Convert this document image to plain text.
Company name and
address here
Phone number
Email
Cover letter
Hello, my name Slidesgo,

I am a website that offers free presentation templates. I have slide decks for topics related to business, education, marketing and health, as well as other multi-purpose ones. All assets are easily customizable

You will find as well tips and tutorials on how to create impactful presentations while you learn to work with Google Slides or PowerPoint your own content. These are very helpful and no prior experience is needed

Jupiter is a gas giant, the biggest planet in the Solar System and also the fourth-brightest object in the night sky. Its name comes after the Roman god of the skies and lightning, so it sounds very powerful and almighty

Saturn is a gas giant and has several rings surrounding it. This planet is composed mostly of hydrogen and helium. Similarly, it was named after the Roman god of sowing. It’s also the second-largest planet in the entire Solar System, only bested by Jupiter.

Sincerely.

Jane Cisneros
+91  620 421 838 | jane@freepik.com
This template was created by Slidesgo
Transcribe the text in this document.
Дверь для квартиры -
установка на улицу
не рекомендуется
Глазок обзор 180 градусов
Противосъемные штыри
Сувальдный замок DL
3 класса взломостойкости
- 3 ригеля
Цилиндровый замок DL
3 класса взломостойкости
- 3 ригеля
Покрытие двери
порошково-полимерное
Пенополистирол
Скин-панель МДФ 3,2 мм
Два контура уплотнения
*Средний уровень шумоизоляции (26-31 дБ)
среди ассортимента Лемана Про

REQUIREMENTS =
Search the data above for the string "after" and copy each line that has it.

THE REPLY =
Jupiter is a gas giant, the biggest planet in the Solar System and also the fourth-brightest object in the night sky. Its name comes after the Roman god of the skies and lightning, so it sounds very powerful and almighty
Saturn is a gas giant and has several rings surrounding it. This planet is composed mostly of hydrogen and helium. Similarly, it was named after the Roman god of sowing. It’s also the second-largest planet in the entire Solar System, only bested by Jupiter.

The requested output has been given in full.